Dataset entries
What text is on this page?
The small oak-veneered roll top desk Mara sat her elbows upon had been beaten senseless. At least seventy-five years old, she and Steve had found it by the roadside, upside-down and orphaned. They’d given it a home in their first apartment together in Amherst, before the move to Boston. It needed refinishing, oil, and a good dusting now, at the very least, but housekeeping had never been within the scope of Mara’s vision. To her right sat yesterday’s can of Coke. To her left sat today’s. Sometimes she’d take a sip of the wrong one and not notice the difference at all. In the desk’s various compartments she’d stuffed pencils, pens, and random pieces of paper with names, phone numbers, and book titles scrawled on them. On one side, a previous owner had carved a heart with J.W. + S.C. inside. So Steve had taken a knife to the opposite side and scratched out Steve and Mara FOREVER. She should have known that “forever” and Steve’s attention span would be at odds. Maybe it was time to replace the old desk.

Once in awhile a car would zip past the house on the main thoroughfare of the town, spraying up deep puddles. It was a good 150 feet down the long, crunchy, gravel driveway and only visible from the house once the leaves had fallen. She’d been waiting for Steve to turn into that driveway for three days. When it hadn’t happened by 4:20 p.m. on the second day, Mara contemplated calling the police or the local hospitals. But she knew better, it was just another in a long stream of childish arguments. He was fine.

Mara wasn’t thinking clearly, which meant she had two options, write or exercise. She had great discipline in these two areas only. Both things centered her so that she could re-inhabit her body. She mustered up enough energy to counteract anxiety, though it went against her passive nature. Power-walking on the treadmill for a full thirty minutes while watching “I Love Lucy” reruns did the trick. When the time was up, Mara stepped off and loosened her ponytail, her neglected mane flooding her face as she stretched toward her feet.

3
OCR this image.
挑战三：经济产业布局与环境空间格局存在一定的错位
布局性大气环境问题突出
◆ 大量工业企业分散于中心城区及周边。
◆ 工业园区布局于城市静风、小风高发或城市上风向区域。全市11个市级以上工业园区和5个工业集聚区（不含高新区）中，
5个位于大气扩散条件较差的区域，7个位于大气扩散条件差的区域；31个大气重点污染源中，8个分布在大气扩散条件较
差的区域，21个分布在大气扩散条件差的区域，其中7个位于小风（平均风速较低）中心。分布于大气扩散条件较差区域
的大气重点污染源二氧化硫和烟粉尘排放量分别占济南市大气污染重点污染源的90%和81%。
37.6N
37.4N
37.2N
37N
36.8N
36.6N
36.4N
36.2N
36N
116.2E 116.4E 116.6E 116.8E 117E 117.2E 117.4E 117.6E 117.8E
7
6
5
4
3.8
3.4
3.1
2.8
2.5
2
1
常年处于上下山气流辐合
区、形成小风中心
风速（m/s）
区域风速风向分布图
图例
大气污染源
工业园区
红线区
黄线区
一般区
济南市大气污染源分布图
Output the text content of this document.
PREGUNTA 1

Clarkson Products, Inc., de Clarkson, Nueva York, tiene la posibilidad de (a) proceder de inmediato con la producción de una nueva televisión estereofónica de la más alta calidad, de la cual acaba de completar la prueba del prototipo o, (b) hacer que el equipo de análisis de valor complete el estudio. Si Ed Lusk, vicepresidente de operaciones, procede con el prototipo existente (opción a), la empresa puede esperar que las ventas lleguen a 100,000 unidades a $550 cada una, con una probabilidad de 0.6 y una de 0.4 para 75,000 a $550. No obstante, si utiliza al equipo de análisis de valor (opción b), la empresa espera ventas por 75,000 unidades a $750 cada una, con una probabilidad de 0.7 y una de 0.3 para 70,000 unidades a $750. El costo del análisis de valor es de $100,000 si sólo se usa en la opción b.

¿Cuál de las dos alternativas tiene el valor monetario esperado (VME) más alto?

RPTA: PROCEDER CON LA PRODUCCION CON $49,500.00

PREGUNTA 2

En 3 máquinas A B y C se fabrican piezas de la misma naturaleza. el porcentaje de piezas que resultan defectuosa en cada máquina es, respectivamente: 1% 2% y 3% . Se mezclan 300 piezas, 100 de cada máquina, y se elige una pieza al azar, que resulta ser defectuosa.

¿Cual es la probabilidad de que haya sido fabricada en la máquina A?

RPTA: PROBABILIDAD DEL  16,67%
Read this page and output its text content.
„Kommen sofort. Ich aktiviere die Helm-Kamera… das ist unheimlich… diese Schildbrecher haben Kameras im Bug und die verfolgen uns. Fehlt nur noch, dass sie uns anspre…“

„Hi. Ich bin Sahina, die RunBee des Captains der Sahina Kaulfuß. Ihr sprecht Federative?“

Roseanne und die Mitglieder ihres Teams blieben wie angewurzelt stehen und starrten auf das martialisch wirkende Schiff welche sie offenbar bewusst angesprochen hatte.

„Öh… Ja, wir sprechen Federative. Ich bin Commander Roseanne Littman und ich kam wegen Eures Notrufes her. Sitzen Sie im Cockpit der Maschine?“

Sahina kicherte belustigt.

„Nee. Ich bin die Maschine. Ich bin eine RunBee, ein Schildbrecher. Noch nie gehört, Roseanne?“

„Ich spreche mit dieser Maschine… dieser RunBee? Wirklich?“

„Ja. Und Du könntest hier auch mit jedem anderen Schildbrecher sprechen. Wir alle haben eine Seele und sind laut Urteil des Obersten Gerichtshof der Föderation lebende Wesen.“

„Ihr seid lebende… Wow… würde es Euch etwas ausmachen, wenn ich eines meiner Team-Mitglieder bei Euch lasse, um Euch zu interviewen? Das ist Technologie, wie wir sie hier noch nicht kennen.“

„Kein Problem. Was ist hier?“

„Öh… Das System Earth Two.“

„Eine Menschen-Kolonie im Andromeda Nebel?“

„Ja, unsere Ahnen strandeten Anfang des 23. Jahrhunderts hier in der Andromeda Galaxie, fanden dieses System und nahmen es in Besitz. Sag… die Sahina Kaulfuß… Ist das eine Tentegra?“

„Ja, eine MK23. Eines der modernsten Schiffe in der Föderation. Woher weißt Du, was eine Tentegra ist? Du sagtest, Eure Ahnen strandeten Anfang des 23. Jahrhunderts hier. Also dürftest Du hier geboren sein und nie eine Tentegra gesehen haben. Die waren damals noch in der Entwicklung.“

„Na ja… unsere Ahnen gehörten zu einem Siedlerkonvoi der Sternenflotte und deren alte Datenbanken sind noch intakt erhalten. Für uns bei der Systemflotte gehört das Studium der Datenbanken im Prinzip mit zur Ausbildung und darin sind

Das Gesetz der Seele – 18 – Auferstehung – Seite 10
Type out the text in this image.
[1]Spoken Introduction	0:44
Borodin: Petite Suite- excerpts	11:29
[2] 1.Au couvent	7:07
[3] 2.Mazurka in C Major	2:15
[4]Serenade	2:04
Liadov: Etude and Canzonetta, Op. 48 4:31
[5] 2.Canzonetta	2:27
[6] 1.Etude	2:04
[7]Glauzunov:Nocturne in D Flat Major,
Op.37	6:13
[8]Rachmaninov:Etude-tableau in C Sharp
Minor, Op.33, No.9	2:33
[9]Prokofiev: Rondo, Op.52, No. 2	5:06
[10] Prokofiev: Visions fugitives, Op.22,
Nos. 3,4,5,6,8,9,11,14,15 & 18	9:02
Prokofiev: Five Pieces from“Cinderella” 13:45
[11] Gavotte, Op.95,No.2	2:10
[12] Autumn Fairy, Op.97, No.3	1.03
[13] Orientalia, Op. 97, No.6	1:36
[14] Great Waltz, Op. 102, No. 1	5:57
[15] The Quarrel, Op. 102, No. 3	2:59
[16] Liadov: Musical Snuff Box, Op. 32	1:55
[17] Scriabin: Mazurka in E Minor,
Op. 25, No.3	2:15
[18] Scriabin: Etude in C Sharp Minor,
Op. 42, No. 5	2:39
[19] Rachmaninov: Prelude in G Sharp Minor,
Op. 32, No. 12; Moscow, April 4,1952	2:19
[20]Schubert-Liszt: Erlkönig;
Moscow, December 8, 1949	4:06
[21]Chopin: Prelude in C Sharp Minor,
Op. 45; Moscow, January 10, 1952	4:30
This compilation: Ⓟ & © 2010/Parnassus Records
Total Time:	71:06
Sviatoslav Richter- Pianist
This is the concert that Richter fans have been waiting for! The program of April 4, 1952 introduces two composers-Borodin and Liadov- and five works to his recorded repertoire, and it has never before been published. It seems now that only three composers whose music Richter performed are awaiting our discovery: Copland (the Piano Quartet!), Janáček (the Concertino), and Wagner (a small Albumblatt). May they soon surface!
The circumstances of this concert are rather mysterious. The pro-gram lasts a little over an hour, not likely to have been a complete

Short problem:
Across the records, count the lines holding the string "down". Give the number and stop.

Answer to this task:
2